**Required task**
Every line below should be copied exactly; drop the pictures.

**Collection entries**
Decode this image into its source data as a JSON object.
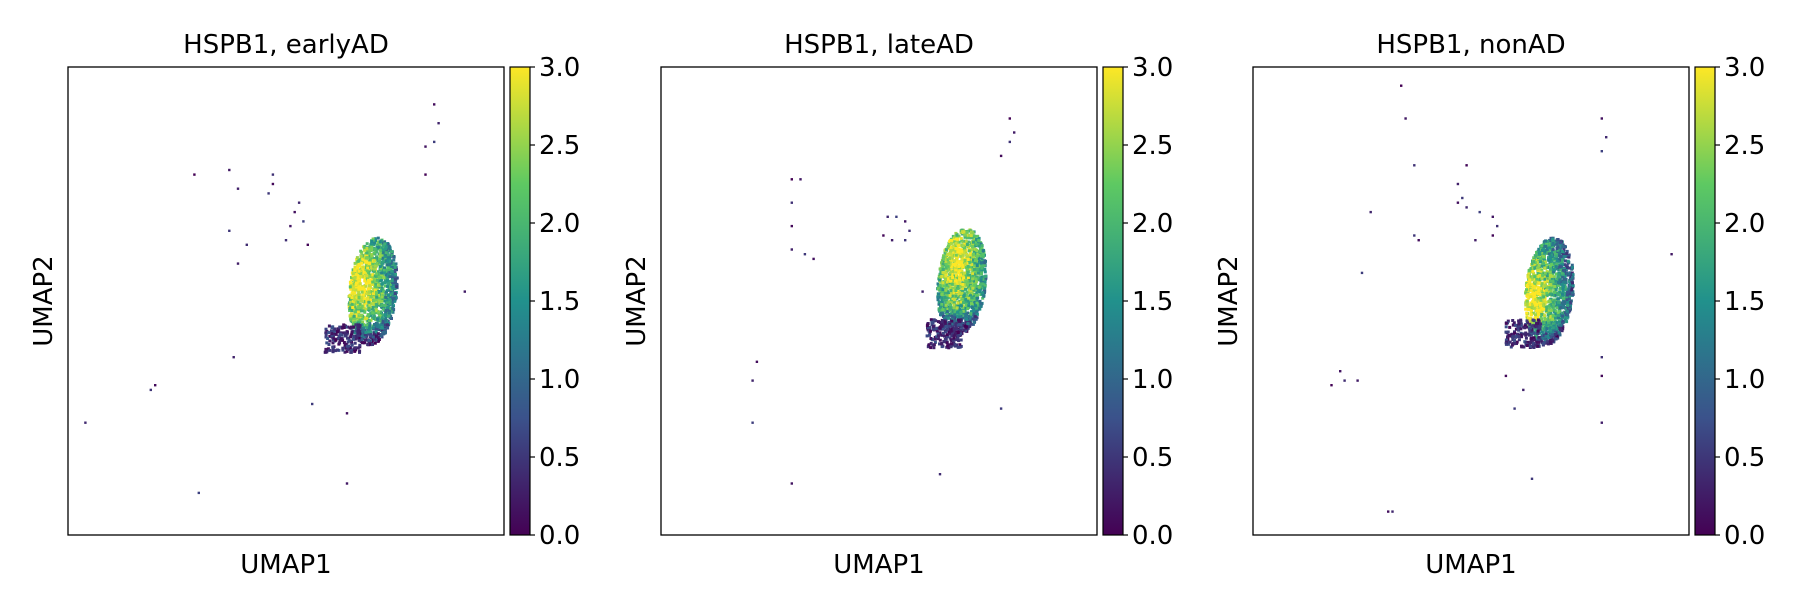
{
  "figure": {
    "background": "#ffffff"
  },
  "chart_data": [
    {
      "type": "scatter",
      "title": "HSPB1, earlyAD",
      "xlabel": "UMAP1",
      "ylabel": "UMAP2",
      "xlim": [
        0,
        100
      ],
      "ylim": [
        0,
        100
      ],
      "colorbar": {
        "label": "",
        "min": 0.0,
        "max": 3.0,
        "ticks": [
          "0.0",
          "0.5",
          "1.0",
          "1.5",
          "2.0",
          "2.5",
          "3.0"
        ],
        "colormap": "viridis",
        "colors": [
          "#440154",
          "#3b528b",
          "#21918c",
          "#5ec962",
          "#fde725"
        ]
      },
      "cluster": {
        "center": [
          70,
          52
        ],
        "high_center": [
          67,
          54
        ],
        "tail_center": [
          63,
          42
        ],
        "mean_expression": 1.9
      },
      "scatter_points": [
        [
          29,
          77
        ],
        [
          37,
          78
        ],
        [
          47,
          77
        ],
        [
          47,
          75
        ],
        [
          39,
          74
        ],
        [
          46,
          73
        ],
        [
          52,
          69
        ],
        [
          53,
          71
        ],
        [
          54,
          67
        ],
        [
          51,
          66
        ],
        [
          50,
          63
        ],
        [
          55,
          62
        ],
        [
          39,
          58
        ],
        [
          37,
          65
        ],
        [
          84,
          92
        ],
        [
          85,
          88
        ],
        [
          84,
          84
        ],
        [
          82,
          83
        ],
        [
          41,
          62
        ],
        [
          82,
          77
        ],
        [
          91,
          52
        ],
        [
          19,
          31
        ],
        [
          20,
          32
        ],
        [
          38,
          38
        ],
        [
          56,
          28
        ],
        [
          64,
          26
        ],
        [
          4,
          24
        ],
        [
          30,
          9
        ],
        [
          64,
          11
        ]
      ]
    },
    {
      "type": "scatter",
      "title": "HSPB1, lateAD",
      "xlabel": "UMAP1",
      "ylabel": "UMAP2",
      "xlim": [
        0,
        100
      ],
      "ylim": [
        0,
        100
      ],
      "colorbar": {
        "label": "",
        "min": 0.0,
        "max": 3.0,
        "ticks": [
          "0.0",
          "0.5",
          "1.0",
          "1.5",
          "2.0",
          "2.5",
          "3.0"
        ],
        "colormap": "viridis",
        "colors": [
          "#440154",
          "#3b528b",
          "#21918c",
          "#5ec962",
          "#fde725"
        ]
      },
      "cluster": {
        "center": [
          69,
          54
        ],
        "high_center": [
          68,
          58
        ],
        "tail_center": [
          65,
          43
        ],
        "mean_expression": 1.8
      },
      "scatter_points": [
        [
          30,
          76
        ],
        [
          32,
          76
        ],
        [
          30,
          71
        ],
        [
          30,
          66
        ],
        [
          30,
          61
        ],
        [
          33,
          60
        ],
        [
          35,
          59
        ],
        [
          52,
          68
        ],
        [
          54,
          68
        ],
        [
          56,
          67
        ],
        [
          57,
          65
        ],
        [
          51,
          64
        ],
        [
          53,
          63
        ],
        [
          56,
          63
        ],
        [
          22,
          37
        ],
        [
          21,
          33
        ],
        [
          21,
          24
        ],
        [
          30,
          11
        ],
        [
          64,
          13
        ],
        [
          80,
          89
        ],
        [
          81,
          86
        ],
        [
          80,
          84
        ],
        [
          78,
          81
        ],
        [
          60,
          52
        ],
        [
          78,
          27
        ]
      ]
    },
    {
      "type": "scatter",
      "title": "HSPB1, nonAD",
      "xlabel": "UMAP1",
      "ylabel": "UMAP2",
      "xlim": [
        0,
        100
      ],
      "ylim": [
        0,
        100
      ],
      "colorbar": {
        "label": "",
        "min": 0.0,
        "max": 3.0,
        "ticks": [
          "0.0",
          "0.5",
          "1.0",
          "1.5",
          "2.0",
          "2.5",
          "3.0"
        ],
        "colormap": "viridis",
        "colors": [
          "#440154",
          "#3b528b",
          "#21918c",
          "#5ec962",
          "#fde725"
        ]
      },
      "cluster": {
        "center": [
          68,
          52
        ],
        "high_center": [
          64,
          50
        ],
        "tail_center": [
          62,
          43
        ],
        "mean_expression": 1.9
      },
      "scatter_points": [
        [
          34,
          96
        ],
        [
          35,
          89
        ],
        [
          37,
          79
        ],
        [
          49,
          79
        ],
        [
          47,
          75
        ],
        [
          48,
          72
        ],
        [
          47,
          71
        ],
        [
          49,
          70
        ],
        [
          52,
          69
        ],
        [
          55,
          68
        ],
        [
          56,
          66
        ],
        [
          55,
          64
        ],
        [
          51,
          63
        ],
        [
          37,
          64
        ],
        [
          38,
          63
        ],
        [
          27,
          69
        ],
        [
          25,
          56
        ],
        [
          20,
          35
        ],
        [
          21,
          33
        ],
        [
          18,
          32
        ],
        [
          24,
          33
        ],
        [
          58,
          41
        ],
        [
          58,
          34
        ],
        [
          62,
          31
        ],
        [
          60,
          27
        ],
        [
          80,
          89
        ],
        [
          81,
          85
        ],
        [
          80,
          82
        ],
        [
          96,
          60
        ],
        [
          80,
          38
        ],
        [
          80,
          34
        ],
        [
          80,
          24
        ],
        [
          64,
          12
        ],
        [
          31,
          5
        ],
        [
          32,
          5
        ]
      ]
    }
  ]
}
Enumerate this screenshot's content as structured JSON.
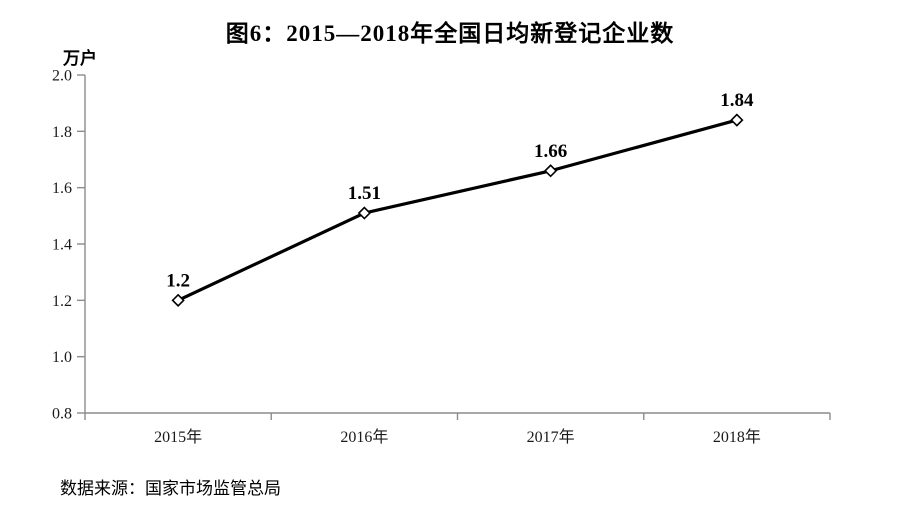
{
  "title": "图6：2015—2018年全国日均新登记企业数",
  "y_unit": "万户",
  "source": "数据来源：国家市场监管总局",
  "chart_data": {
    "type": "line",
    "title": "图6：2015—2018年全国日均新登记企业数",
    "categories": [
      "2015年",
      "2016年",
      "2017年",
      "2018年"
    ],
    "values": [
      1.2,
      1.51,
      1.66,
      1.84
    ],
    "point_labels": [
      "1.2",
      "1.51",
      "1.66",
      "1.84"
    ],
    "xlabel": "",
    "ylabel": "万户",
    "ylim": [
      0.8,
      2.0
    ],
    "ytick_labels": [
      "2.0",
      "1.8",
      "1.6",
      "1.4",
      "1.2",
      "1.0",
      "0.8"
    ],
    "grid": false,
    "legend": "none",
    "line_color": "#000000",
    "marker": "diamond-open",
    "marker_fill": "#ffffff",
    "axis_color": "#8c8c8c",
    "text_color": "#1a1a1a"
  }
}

**Reply to the task**
Decode this image into its source data as a JSON object.
{
  "figure": {
    "background": "#ffffff"
  },
  "chart_data": [
    {
      "type": "scatter",
      "title": "HSPB1, earlyAD",
      "xlabel": "UMAP1",
      "ylabel": "UMAP2",
      "xlim": [
        0,
        100
      ],
      "ylim": [
        0,
        100
      ],
      "colorbar": {
        "label": "",
        "min": 0.0,
        "max": 3.0,
        "ticks": [
          "0.0",
          "0.5",
          "1.0",
          "1.5",
          "2.0",
          "2.5",
          "3.0"
        ],
        "colormap": "viridis",
        "colors": [
          "#440154",
          "#3b528b",
          "#21918c",
          "#5ec962",
          "#fde725"
        ]
      },
      "cluster": {
        "center": [
          70,
          52
        ],
        "high_center": [
          67,
          54
        ],
        "tail_center": [
          63,
          42
        ],
        "mean_expression": 1.9
      },
      "scatter_points": [
        [
          29,
          77
        ],
        [
          37,
          78
        ],
        [
          47,
          77
        ],
        [
          47,
          75
        ],
        [
          39,
          74
        ],
        [
          46,
          73
        ],
        [
          52,
          69
        ],
        [
          53,
          71
        ],
        [
          54,
          67
        ],
        [
          51,
          66
        ],
        [
          50,
          63
        ],
        [
          55,
          62
        ],
        [
          39,
          58
        ],
        [
          37,
          65
        ],
        [
          84,
          92
        ],
        [
          85,
          88
        ],
        [
          84,
          84
        ],
        [
          82,
          83
        ],
        [
          41,
          62
        ],
        [
          82,
          77
        ],
        [
          91,
          52
        ],
        [
          19,
          31
        ],
        [
          20,
          32
        ],
        [
          38,
          38
        ],
        [
          56,
          28
        ],
        [
          64,
          26
        ],
        [
          4,
          24
        ],
        [
          30,
          9
        ],
        [
          64,
          11
        ]
      ]
    },
    {
      "type": "scatter",
      "title": "HSPB1, lateAD",
      "xlabel": "UMAP1",
      "ylabel": "UMAP2",
      "xlim": [
        0,
        100
      ],
      "ylim": [
        0,
        100
      ],
      "colorbar": {
        "label": "",
        "min": 0.0,
        "max": 3.0,
        "ticks": [
          "0.0",
          "0.5",
          "1.0",
          "1.5",
          "2.0",
          "2.5",
          "3.0"
        ],
        "colormap": "viridis",
        "colors": [
          "#440154",
          "#3b528b",
          "#21918c",
          "#5ec962",
          "#fde725"
        ]
      },
      "cluster": {
        "center": [
          69,
          54
        ],
        "high_center": [
          68,
          58
        ],
        "tail_center": [
          65,
          43
        ],
        "mean_expression": 1.8
      },
      "scatter_points": [
        [
          30,
          76
        ],
        [
          32,
          76
        ],
        [
          30,
          71
        ],
        [
          30,
          66
        ],
        [
          30,
          61
        ],
        [
          33,
          60
        ],
        [
          35,
          59
        ],
        [
          52,
          68
        ],
        [
          54,
          68
        ],
        [
          56,
          67
        ],
        [
          57,
          65
        ],
        [
          51,
          64
        ],
        [
          53,
          63
        ],
        [
          56,
          63
        ],
        [
          22,
          37
        ],
        [
          21,
          33
        ],
        [
          21,
          24
        ],
        [
          30,
          11
        ],
        [
          64,
          13
        ],
        [
          80,
          89
        ],
        [
          81,
          86
        ],
        [
          80,
          84
        ],
        [
          78,
          81
        ],
        [
          60,
          52
        ],
        [
          78,
          27
        ]
      ]
    },
    {
      "type": "scatter",
      "title": "HSPB1, nonAD",
      "xlabel": "UMAP1",
      "ylabel": "UMAP2",
      "xlim": [
        0,
        100
      ],
      "ylim": [
        0,
        100
      ],
      "colorbar": {
        "label": "",
        "min": 0.0,
        "max": 3.0,
        "ticks": [
          "0.0",
          "0.5",
          "1.0",
          "1.5",
          "2.0",
          "2.5",
          "3.0"
        ],
        "colormap": "viridis",
        "colors": [
          "#440154",
          "#3b528b",
          "#21918c",
          "#5ec962",
          "#fde725"
        ]
      },
      "cluster": {
        "center": [
          68,
          52
        ],
        "high_center": [
          64,
          50
        ],
        "tail_center": [
          62,
          43
        ],
        "mean_expression": 1.9
      },
      "scatter_points": [
        [
          34,
          96
        ],
        [
          35,
          89
        ],
        [
          37,
          79
        ],
        [
          49,
          79
        ],
        [
          47,
          75
        ],
        [
          48,
          72
        ],
        [
          47,
          71
        ],
        [
          49,
          70
        ],
        [
          52,
          69
        ],
        [
          55,
          68
        ],
        [
          56,
          66
        ],
        [
          55,
          64
        ],
        [
          51,
          63
        ],
        [
          37,
          64
        ],
        [
          38,
          63
        ],
        [
          27,
          69
        ],
        [
          25,
          56
        ],
        [
          20,
          35
        ],
        [
          21,
          33
        ],
        [
          18,
          32
        ],
        [
          24,
          33
        ],
        [
          58,
          41
        ],
        [
          58,
          34
        ],
        [
          62,
          31
        ],
        [
          60,
          27
        ],
        [
          80,
          89
        ],
        [
          81,
          85
        ],
        [
          80,
          82
        ],
        [
          96,
          60
        ],
        [
          80,
          38
        ],
        [
          80,
          34
        ],
        [
          80,
          24
        ],
        [
          64,
          12
        ],
        [
          31,
          5
        ],
        [
          32,
          5
        ]
      ]
    }
  ]
}
Enumerate this screenshot's content as structured JSON.
{
  "title": "图6：2015—2018年全国日均新登记企业数",
  "y_unit": "万户",
  "source": "数据来源：国家市场监管总局",
  "chart_data": {
    "type": "line",
    "title": "图6：2015—2018年全国日均新登记企业数",
    "categories": [
      "2015年",
      "2016年",
      "2017年",
      "2018年"
    ],
    "values": [
      1.2,
      1.51,
      1.66,
      1.84
    ],
    "point_labels": [
      "1.2",
      "1.51",
      "1.66",
      "1.84"
    ],
    "xlabel": "",
    "ylabel": "万户",
    "ylim": [
      0.8,
      2.0
    ],
    "ytick_labels": [
      "2.0",
      "1.8",
      "1.6",
      "1.4",
      "1.2",
      "1.0",
      "0.8"
    ],
    "grid": false,
    "legend": "none",
    "line_color": "#000000",
    "marker": "diamond-open",
    "marker_fill": "#ffffff",
    "axis_color": "#8c8c8c",
    "text_color": "#1a1a1a"
  }
}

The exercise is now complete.